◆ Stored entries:
★ ★ ★ ★ ★

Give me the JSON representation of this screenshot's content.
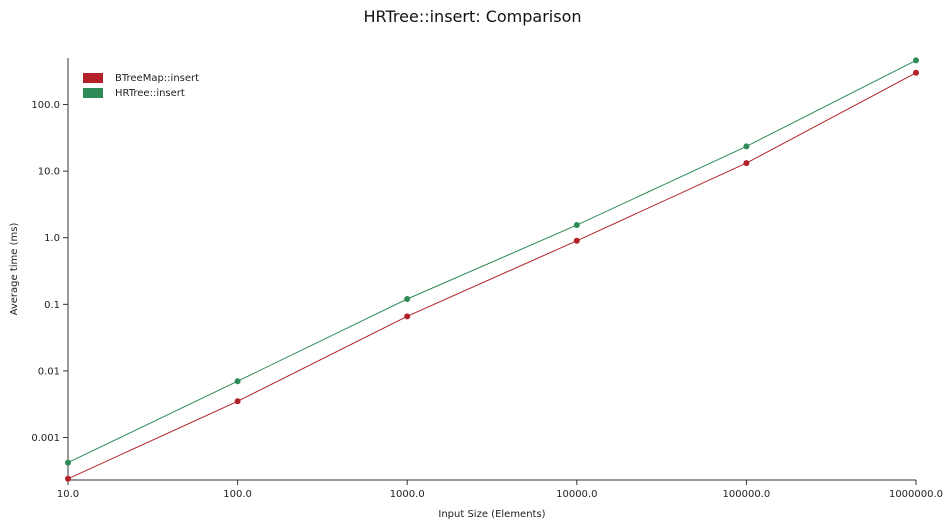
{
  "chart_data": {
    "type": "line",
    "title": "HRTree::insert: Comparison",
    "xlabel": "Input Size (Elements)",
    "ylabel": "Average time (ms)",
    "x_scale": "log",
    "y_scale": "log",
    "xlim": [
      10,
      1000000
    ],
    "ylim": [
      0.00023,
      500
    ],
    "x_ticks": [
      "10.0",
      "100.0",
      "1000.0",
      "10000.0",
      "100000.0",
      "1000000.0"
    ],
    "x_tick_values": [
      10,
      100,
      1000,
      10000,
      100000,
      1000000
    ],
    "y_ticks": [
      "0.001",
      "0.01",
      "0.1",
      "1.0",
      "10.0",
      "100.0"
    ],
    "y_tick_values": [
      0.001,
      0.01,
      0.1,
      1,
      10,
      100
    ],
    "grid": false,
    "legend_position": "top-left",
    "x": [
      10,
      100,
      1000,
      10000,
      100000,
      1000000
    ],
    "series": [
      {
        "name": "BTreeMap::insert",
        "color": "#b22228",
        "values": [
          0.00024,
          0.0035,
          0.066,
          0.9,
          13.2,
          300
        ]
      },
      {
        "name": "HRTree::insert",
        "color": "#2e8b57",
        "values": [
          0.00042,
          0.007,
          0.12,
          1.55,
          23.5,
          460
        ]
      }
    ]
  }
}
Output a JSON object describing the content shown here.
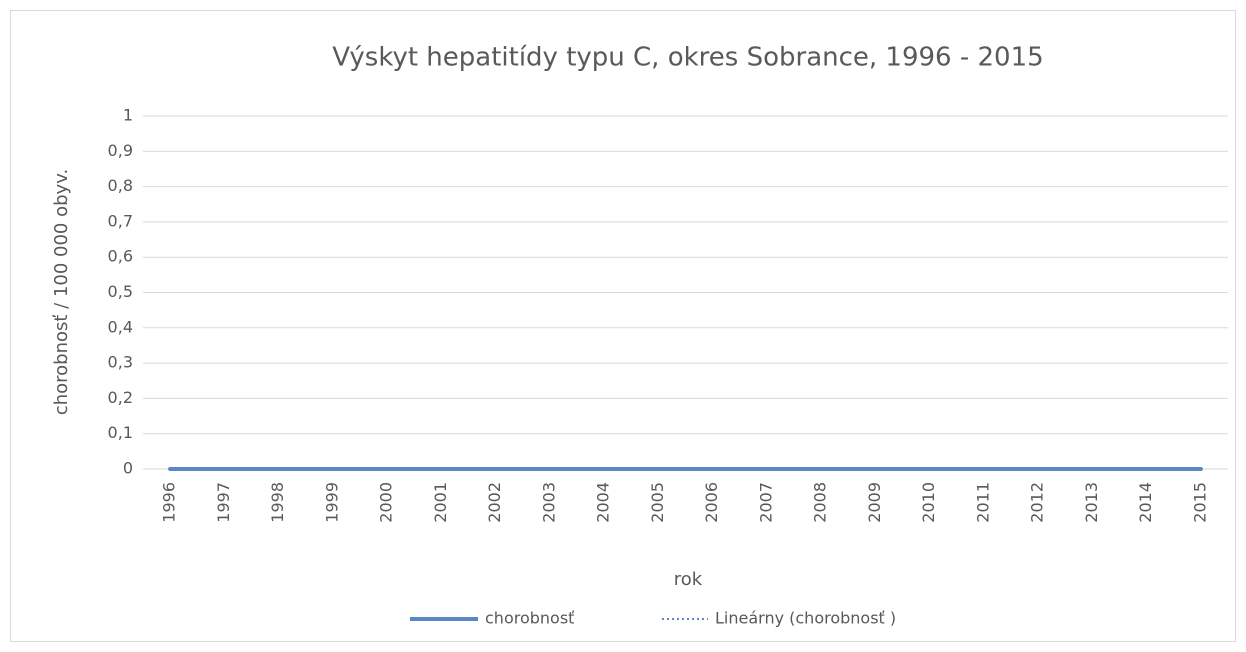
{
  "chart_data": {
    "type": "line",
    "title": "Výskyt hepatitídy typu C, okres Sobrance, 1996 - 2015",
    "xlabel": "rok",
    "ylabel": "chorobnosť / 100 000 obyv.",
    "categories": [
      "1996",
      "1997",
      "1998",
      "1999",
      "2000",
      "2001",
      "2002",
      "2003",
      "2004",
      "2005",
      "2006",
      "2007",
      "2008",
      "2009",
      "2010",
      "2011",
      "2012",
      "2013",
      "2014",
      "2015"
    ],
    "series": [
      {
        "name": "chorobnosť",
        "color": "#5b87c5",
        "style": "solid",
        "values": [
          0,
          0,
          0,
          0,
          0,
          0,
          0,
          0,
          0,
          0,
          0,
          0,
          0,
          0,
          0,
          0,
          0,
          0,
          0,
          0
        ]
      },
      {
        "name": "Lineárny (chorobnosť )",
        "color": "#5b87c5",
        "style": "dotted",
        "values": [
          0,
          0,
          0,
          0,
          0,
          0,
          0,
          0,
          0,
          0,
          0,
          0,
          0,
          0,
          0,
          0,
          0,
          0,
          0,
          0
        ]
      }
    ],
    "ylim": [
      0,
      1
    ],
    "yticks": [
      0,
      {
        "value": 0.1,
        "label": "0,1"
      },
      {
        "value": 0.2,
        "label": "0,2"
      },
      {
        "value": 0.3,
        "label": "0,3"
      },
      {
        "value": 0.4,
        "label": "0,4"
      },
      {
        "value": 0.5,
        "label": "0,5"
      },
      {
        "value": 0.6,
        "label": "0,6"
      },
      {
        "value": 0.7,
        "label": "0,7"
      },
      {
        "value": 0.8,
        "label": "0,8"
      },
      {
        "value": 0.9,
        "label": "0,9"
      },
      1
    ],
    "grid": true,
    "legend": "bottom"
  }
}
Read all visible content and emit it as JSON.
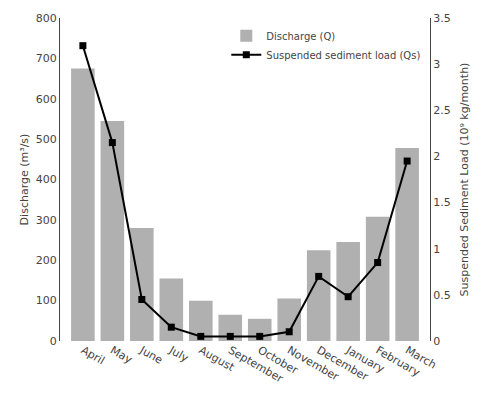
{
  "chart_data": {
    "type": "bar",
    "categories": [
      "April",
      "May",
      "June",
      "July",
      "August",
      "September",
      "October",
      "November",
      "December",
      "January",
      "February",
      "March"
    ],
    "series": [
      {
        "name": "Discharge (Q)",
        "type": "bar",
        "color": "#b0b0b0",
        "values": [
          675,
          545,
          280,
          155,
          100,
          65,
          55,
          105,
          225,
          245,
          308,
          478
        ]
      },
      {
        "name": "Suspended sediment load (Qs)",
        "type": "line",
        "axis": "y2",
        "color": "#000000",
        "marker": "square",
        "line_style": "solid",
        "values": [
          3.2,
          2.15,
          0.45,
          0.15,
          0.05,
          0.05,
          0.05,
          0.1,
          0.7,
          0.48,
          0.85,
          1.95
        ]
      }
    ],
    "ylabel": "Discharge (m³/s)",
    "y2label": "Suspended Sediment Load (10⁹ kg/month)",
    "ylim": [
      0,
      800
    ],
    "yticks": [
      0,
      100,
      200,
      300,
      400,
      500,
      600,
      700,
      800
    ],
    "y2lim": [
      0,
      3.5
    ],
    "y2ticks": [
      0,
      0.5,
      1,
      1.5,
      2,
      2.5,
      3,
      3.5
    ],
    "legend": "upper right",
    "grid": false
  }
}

★ ★ ★ ★ ★

◆ Exercise objective: Leave out every line without the string "color" and copy the rest.

◆ Result for this task:
        "color": "#b22228",
        "color": "#2e8b57",
        "color": "#5b87c5",
        "color": "#5b87c5",
        "color": "#b0b0b0",
        "color": "#000000",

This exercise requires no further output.